■ Prompt ■
Format every line of the records below as a Markdown table with the columns Row and Line, numbering the rows in order and skipping blank lines. Leave the pictures out of the table.

■ Dataset extract ■
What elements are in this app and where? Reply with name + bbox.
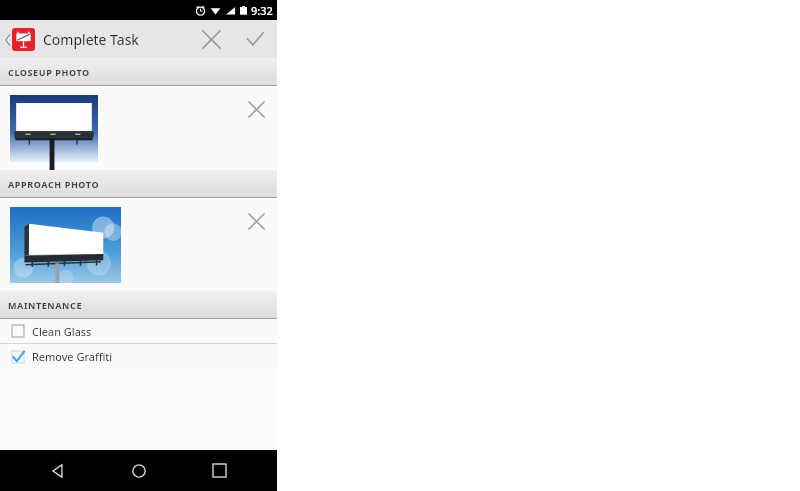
- button[interactable]: Remove Graffiti: [0, 344, 277, 369]
- button[interactable]: Remove photo: [235, 203, 277, 239]
- button[interactable]: Back: [35, 450, 81, 491]
- staticText: 9:32: [251, 3, 273, 18]
- staticText: Complete Task: [43, 30, 189, 49]
- button[interactable]: Remove photo: [0, 86, 277, 170]
- button[interactable]: Cancel: [189, 20, 233, 58]
- staticText: APPROACH PHOTO: [8, 178, 100, 190]
- staticText: MAINTENANCE: [8, 299, 83, 311]
- staticText: Clean Glass: [32, 324, 92, 339]
- button[interactable]: Remove photo: [235, 91, 277, 127]
- button[interactable]: Home: [116, 450, 162, 491]
- staticText: CLOSEUP PHOTO: [8, 66, 90, 78]
- button[interactable]: Remove photo: [0, 198, 277, 291]
- button[interactable]: Clean Glass: [0, 319, 277, 343]
- button[interactable]: Recents: [196, 450, 242, 491]
- staticText: Remove Graffiti: [32, 349, 113, 364]
- button[interactable]: [0, 28, 37, 51]
- button[interactable]: Done: [233, 20, 277, 58]
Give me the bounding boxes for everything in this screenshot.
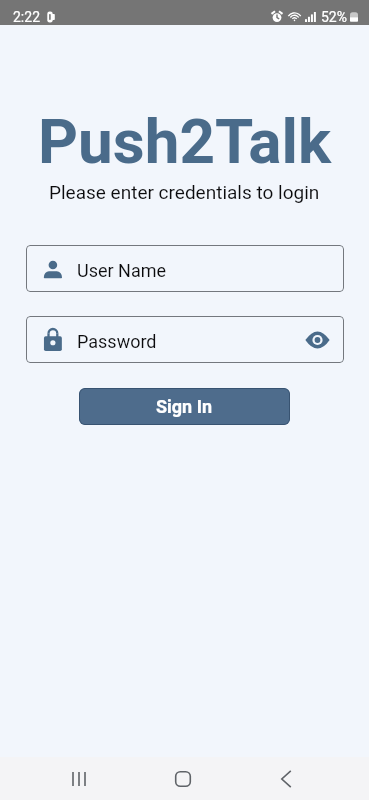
staticText: Please enter credentials to login — [49, 181, 320, 203]
staticText: 52% — [321, 9, 347, 25]
button[interactable]: Sign In — [79, 388, 290, 425]
staticText: 2:22 — [13, 9, 40, 25]
staticText: Sign In — [156, 396, 213, 417]
button[interactable]: Password — [26, 316, 344, 363]
button[interactable]: Home — [153, 757, 213, 800]
button[interactable]: User Name — [26, 245, 344, 292]
button[interactable]: Show password — [297, 320, 337, 360]
button[interactable]: Back — [256, 757, 316, 800]
staticText: Push2Talk — [38, 105, 332, 178]
staticText: Password — [77, 331, 157, 352]
staticText: User Name — [77, 260, 167, 281]
button[interactable]: Recent apps — [49, 757, 109, 800]
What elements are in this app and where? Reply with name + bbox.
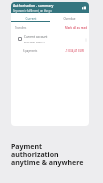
button[interactable]: Current — [11, 13, 50, 22]
staticText: Mark all as read — [65, 26, 87, 30]
staticText: 6 payments — [23, 49, 38, 53]
button[interactable]: Accounts — [81, 5, 87, 11]
staticText: Current — [25, 17, 37, 21]
staticText: Overdue — [63, 17, 76, 21]
button[interactable]: Overdue — [50, 13, 89, 22]
staticText: Ergonomic fulfilment, on the go — [13, 9, 52, 13]
staticText: Transfers — [15, 26, 27, 30]
button[interactable]: Current account — [11, 35, 89, 43]
staticText: Payment authorization anytime & anywhere — [11, 142, 84, 167]
staticText: Current account — [24, 35, 48, 39]
staticText: ES74 0081 5060 11 — [24, 40, 45, 43]
staticText: -1 034,41 EUR — [65, 49, 84, 53]
button[interactable]: Mark all as read — [65, 26, 87, 30]
button[interactable]: More options — [83, 37, 88, 42]
staticText: Authorisation - summary — [13, 3, 54, 8]
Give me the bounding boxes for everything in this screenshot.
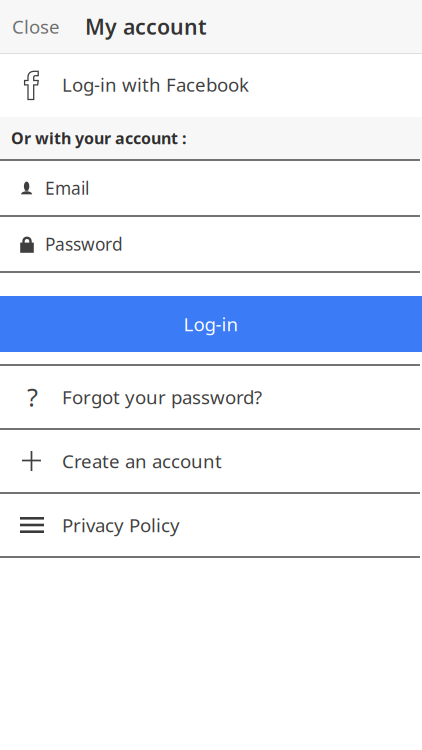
button[interactable]: Log-in <box>0 296 422 352</box>
button[interactable]: Password <box>0 217 422 271</box>
staticText: ? <box>27 380 38 414</box>
staticText: Email <box>45 176 89 200</box>
button[interactable]: ? <box>0 366 422 428</box>
staticText: Create an account <box>62 449 222 473</box>
staticText: Log-in <box>184 312 238 336</box>
staticText: Forgot your password? <box>62 385 262 409</box>
staticText: My account <box>85 12 207 41</box>
staticText: Close <box>12 14 60 39</box>
staticText: Or with your account : <box>11 127 186 149</box>
button[interactable]: Log-in with Facebook <box>0 54 422 117</box>
button[interactable]: Email <box>0 161 422 215</box>
staticText: Privacy Policy <box>62 513 180 537</box>
button[interactable]: Close <box>0 0 76 53</box>
staticText: Log-in with Facebook <box>62 72 249 97</box>
button[interactable]: Create an account <box>0 430 422 492</box>
staticText: Password <box>45 232 123 256</box>
button[interactable]: Privacy Policy <box>0 494 422 556</box>
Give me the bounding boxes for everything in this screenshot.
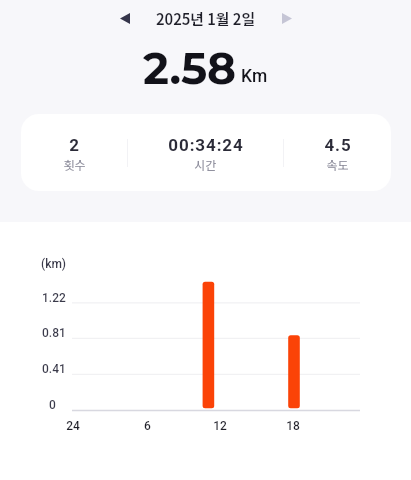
staticText: 2.58 [143,41,237,85]
button[interactable]: 4.5 [284,114,391,191]
staticText: 12 [213,419,227,433]
staticText: 속도 [326,156,349,173]
button[interactable]: Next day [273,4,301,32]
staticText: 횟수 [63,156,86,173]
staticText: Km [241,66,268,87]
staticText: 4.5 [324,135,352,155]
staticText: 0.81 [42,326,66,340]
staticText: 6 [144,419,151,433]
staticText: 24 [66,419,80,433]
staticText: (km) [41,257,67,271]
button[interactable]: Previous day [111,4,139,32]
staticText: 00:34:24 [168,135,244,155]
staticText: 0.41 [42,362,66,376]
staticText: 시간 [194,156,217,173]
staticText: 2 [69,135,80,155]
staticText: 0 [49,398,56,412]
staticText: 1.22 [42,291,66,305]
staticText: 2025년 1월 2일 [156,8,256,29]
button[interactable]: 2 [21,114,127,191]
button[interactable]: 00:34:24 [128,114,283,191]
staticText: 18 [286,419,300,433]
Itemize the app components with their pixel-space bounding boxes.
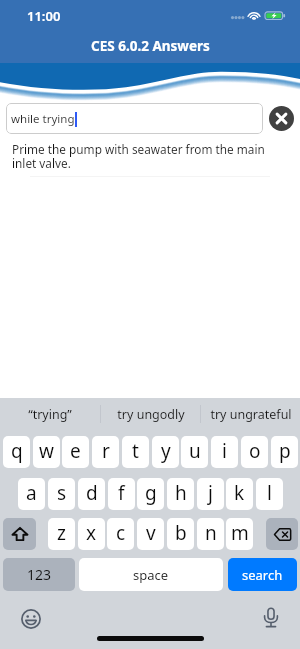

■ Task answer ■
| Row | Line |
|---|---|
| 1 | What elements are in this app and where? Reply with name + bbox. |
| 2 | - button[interactable]: Remove Graffiti: [0, 344, 277, 369] |
| 3 | - button[interactable]: Remove photo: [235, 203, 277, 239] |
| 4 | - button[interactable]: Back: [35, 450, 81, 491] |
| 5 | - staticText: 9:32: [251, 3, 273, 18] |
| 6 | - staticText: Complete Task: [43, 30, 189, 49] |
| 7 | - button[interactable]: Remove photo: [0, 86, 277, 170] |
| 8 | - button[interactable]: Cancel: [189, 20, 233, 58] |
| 9 | - staticText: APPROACH PHOTO: [8, 178, 100, 190] |
| 10 | - staticText: MAINTENANCE: [8, 299, 83, 311] |
| 11 | - staticText: Clean Glass: [32, 324, 92, 339] |
| 12 | - button[interactable]: Remove photo: [235, 91, 277, 127] |
| 13 | - button[interactable]: Home: [116, 450, 162, 491] |
| 14 | - staticText: CLOSEUP PHOTO: [8, 66, 90, 78] |
| 15 | - button[interactable]: Remove photo: [0, 198, 277, 291] |
| 16 | - button[interactable]: Clean Glass: [0, 319, 277, 343] |
| 17 | - button[interactable]: Recents: [196, 450, 242, 491] |
| 18 | - staticText: Remove Graffiti: [32, 349, 113, 364] |
| 19 | - button[interactable]: [0, 28, 37, 51] |
| 20 | - button[interactable]: Done: [233, 20, 277, 58] |
| 21 | Give me the bounding boxes for everything in this screenshot. |
| 22 | staticText: Please enter credentials to login — [49, 181, 320, 203] |
| 23 | staticText: 52% — [321, 9, 347, 25] |
| 24 | button[interactable]: Sign In — [79, 388, 290, 425] |
| 25 | staticText: 2:22 — [13, 9, 40, 25] |
| 26 | staticText: Sign In — [156, 396, 213, 417] |
| 27 | button[interactable]: Password — [26, 316, 344, 363] |
| 28 | button[interactable]: Home — [153, 757, 213, 800] |
| 29 | button[interactable]: User Name — [26, 245, 344, 292] |
| 30 | button[interactable]: Show password — [297, 320, 337, 360] |
| 31 | button[interactable]: Back — [256, 757, 316, 800] |
| 32 | staticText: Push2Talk — [38, 105, 332, 178] |
| 33 | staticText: Password — [77, 331, 157, 352] |
| 34 | staticText: User Name — [77, 260, 167, 281] |
| 35 | button[interactable]: Recent apps — [49, 757, 109, 800] |
| 36 | What elements are in this app and where? Reply with name + bbox. |
| 37 | button[interactable]: Current — [11, 13, 50, 22] |
| 38 | staticText: Mark all as read — [65, 26, 87, 30] |
| 39 | staticText: 6 payments — [23, 49, 38, 53] |
| 40 | button[interactable]: Accounts — [81, 5, 87, 11] |
| 41 | staticText: Current — [25, 17, 37, 21] |
| 42 | staticText: Overdue — [63, 17, 76, 21] |
| 43 | button[interactable]: Overdue — [50, 13, 89, 22] |
| 44 | staticText: Ergonomic fulfilment, on the go — [13, 9, 52, 13] |
| 45 | staticText: Transfers — [15, 26, 27, 30] |
| 46 | button[interactable]: Current account — [11, 35, 89, 43] |
| 47 | staticText: Payment authorization anytime & anywhere — [11, 142, 84, 167] |
| 48 | staticText: Current account — [24, 35, 48, 39] |
| 49 | staticText: ES74 0081 5060 11 — [24, 40, 45, 43] |
| 50 | staticText: -1 034,41 EUR — [65, 49, 84, 53] |
| 51 | button[interactable]: Mark all as read — [65, 26, 87, 30] |
| 52 | button[interactable]: More options — [83, 37, 88, 42] |
| 53 | staticText: Authorisation - summary — [13, 3, 54, 8] |
| 54 | Give me the bounding boxes for everything in this screenshot. |
| 55 | button[interactable]: Log-in <box>0 296 422 352</box> |
| 56 | button[interactable]: Password <box>0 217 422 271</box> |
| 57 | staticText: ? <box>27 380 38 414</box> |
| 58 | staticText: Email <box>45 176 89 200</box> |
| 59 | button[interactable]: ? <box>0 366 422 428</box> |
| 60 | staticText: Create an account <box>62 449 222 473</box> |
| 61 | staticText: Log-in <box>184 312 238 336</box> |
| 62 | staticText: Forgot your password? <box>62 385 262 409</box> |
| 63 | staticText: My account <box>85 12 207 41</box> |
| 64 | staticText: Close <box>12 14 60 39</box> |
| 65 | staticText: Or with your account : <box>11 127 186 149</box> |
| 66 | button[interactable]: Log-in with Facebook <box>0 54 422 117</box> |
| 67 | button[interactable]: Email <box>0 161 422 215</box> |
| 68 | staticText: Privacy Policy <box>62 513 180 537</box> |
| 69 | button[interactable]: Close <box>0 0 76 53</box> |
| 70 | staticText: Log-in with Facebook <box>62 72 249 97</box> |
| 71 | button[interactable]: Create an account <box>0 430 422 492</box> |
| 72 | staticText: Password <box>45 232 123 256</box> |
| 73 | button[interactable]: Privacy Policy <box>0 494 422 556</box> |
| 74 | Give me the bounding boxes for everything in this screenshot. |
| 75 | staticText: 2.58 [143,41,237,85] |
| 76 | button[interactable]: 4.5 [284,114,391,191] |
| 77 | staticText: 12 [213,419,227,433] |
| 78 | staticText: 속도 [326,156,349,173] |
| 79 | button[interactable]: Next day [273,4,301,32] |
| 80 | staticText: 횟수 [63,156,86,173] |
| 81 | staticText: Km [241,66,268,87] |
| 82 | staticText: 4.5 [324,135,352,155] |
| 83 | staticText: 0.81 [42,326,66,340] |
| 84 | staticText: 6 [144,419,151,433] |
| 85 | staticText: 24 [66,419,80,433] |
| 86 | staticText: (km) [41,257,67,271] |
| 87 | button[interactable]: Previous day [111,4,139,32] |
| 88 | staticText: 00:34:24 [168,135,244,155] |
| 89 | staticText: 0.41 [42,362,66,376] |
| 90 | staticText: 시간 [194,156,217,173] |
| 91 | staticText: 2 [69,135,80,155] |
| 92 | staticText: 0 [49,398,56,412] |
| 93 | staticText: 1.22 [42,291,66,305] |
| 94 | staticText: 2025년 1월 2일 [156,8,256,29] |
| 95 | button[interactable]: 2 [21,114,127,191] |
| 96 | button[interactable]: 00:34:24 [128,114,283,191] |
| 97 | staticText: 18 [286,419,300,433] |
| 98 | Itemize the app components with their pixel-space bounding boxes. |